Saturday, July 18, 2009

Venting and Reflecting (or Getting Something Off My Chest)

[Note: For those of you who read my "A Peek Inside My Soul" post from a few weeks ago, consider this a follow-up post.]

I need to get this off my chest. Bear with me as I open up a little...

There have been times this year where I would become insanely furious with my ex-fiancé. I didn't understand why. I knew I was angry at her and thought it would be better to stay quiet. I wasn't exactly sure what it was that set me off each of those times. I had pieces of the puzzle but I think I now have a clear picture as to what I was feeling.

Ultimately, I can't shake the feeling that we wasted time being together. Not for the duration of the relationship but for the latter part of it. It could be due, partly, to convenience since we lived together and we got along just fine so cohabiting was easy. Part of it is also the convenience of simply being together. There's a saying in Spanish "el costumbre es mas fuerte que el amor" (a roughly translation of the idiom could read "routine is stronger than love"). I think that's what happened to us.

What actually caused us to 'fall out of love' is likely different for us both though I feel like I was the only one willing to speak up about our situation. And we DID try to make it work for a little while but I sensed it was probably too late. I didn't feel like there was any real effort on her part to make things work. I stopped trying to force things work. I succumbed to the inevitable and suggested we break up.

INFORMATION PROVIDED:
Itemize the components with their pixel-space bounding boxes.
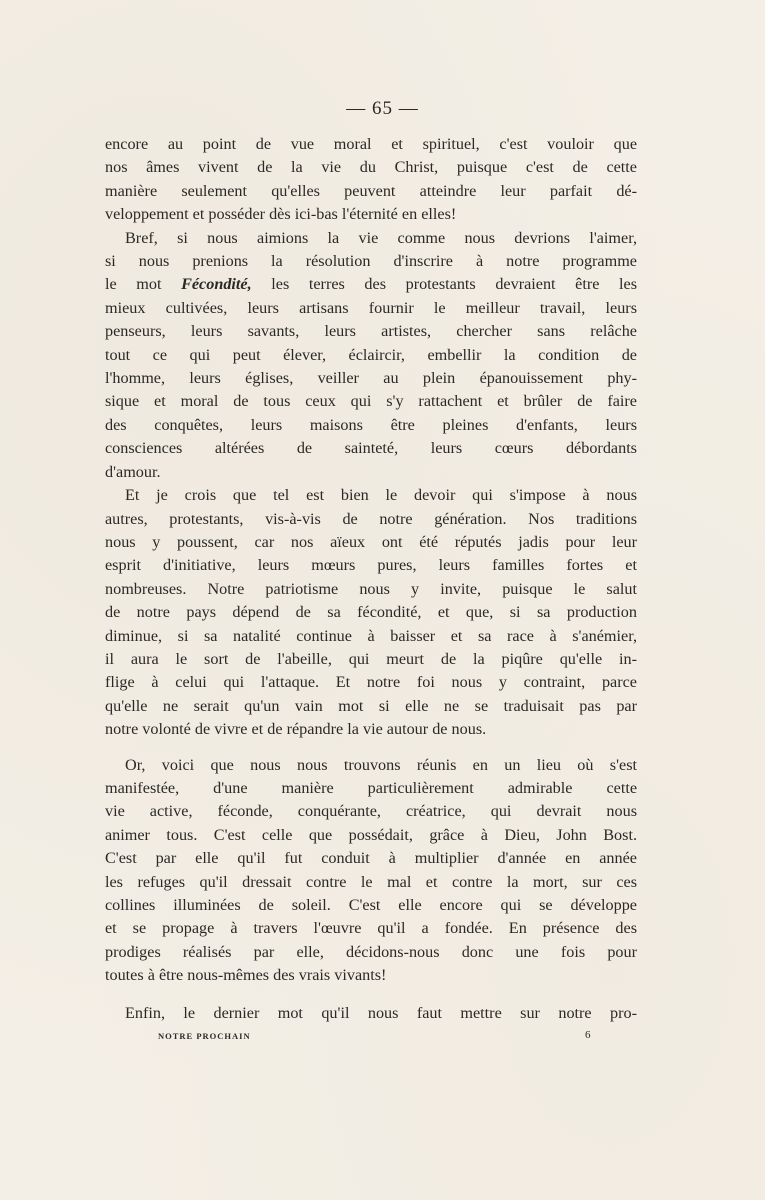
text-line: Bref, si nous aimions la vie comme nous devrions l'aimer, xyxy=(125,228,637,247)
text-line: d'amour. xyxy=(105,462,161,481)
footer-signature: NOTRE PROCHAIN xyxy=(158,1031,251,1041)
text-line: notre volonté de vivre et de répandre la vie autour de nous. xyxy=(105,720,487,739)
text-line: vie active, féconde, conquérante, créatrice, qui devrait nous xyxy=(105,802,637,821)
text-line: consciences altérées de sainteté, leurs cœurs débordants xyxy=(105,439,637,458)
text-line: manière seulement qu'elles peuvent atteindre leur parfait dé- xyxy=(105,181,637,200)
text-line: C'est par elle qu'il fut conduit à multiplier d'année en année xyxy=(105,849,637,868)
text-line: collines illuminées de soleil. C'est elle encore qui se développe xyxy=(105,896,637,914)
text-line: autres, protestants, vis-à-vis de notre génération. Nos traditions xyxy=(105,509,637,528)
text-line: sique et moral de tous ceux qui s'y rattachent et brûler de faire xyxy=(105,392,637,411)
text-line: Et je crois que tel est bien le devoir qui s'impose à nous xyxy=(125,486,637,505)
text-line: nous y poussent, car nos aïeux ont été réputés jadis pour leur xyxy=(105,532,637,551)
text-line: et se propage à travers l'œuvre qu'il a fondée. En présence des xyxy=(105,919,637,938)
text-fragment: le mot xyxy=(105,275,162,294)
text-line: esprit d'initiative, leurs mœurs pures, leurs familles fortes et xyxy=(105,556,637,575)
body-text xyxy=(105,133,637,1025)
text-line: tout ce qui peut élever, éclaircir, embellir la condition de xyxy=(105,345,637,364)
text-line: Enfin, le dernier mot qu'il nous faut mettre sur notre pro- xyxy=(125,1003,637,1022)
text-line: les refuges qu'il dressait contre le mal et contre la mort, sur ces xyxy=(105,872,637,891)
text-line: qu'elle ne serait qu'un vain mot si elle ne se traduisait pas par xyxy=(105,696,637,715)
text-line: flige à celui qui l'attaque. Et notre foi nous y contraint, parce xyxy=(105,673,637,692)
paragraph-3 xyxy=(105,484,637,741)
text-line: encore au point de vue moral et spirituel, c'est vouloir que xyxy=(105,135,637,153)
text-line: Or, voici que nous nous trouvons réunis en un lieu où s'est xyxy=(125,755,637,774)
text-line: de notre pays dépend de sa fécondité, et que, si sa production xyxy=(105,603,637,622)
page-number: — 65 — xyxy=(346,98,419,119)
text-line: nombreuses. Notre patriotisme nous y invite, puisque le salut xyxy=(105,579,637,598)
paragraph-5 xyxy=(105,1002,637,1025)
text-line: l'homme, leurs églises, veiller au plein épanouissement phy- xyxy=(105,369,637,388)
emphasis-word: Fécondité, xyxy=(181,275,252,294)
paragraph-2 xyxy=(105,227,637,484)
text-line: penseurs, leurs savants, leurs artistes, chercher sans relâche xyxy=(105,322,637,341)
text-line: nos âmes vivent de la vie du Christ, puisque c'est de cette xyxy=(105,158,637,177)
text-line: veloppement et posséder dès ici-bas l'éternité en elles! xyxy=(105,205,457,224)
sheet-number: 6 xyxy=(585,1029,591,1041)
paragraph-4 xyxy=(105,754,637,988)
text-line: toutes à être nous-mêmes des vrais vivants! xyxy=(105,966,387,985)
text-line: il aura le sort de l'abeille, qui meurt de la piqûre qu'elle in- xyxy=(105,649,637,668)
text-line: animer tous. C'est celle que possédait, grâce à Dieu, John Bost. xyxy=(105,825,637,844)
paragraph-spacer xyxy=(105,988,637,1002)
text-line: des conquêtes, leurs maisons être pleines d'enfants, leurs xyxy=(105,415,637,434)
text-fragment: les terres des protestants devraient être les xyxy=(271,275,637,294)
text-line-with-emphasis xyxy=(105,273,637,296)
text-line: mieux cultivées, leurs artisans fournir le meilleur travail, leurs xyxy=(105,298,637,317)
text-line: prodiges réalisés par elle, décidons-nous donc une fois pour xyxy=(105,942,637,961)
paragraph-spacer xyxy=(105,742,637,754)
text-line: manifestée, d'une manière particulièrement admirable cette xyxy=(105,778,637,797)
text-line: si nous prenions la résolution d'inscrire à notre programme xyxy=(105,252,637,271)
paragraph-1 xyxy=(105,133,637,227)
text-line: diminue, si sa natalité continue à baisser et sa race à s'anémier, xyxy=(105,626,637,645)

REQUEST: From the blog post about a breakup, extract the passage from "I need to get" to "I was feeling.", word for word.

CORRECT OUTPUT:
I need to get this off my chest. Bear with me as I open up a little...

There have been times this year where I would become insanely furious with my ex-fiancé. I didn't understand why. I knew I was angry at her and thought it would be better to stay quiet. I wasn't exactly sure what it was that set me off each of those times. I had pieces of the puzzle but I think I now have a clear picture as to what I was feeling.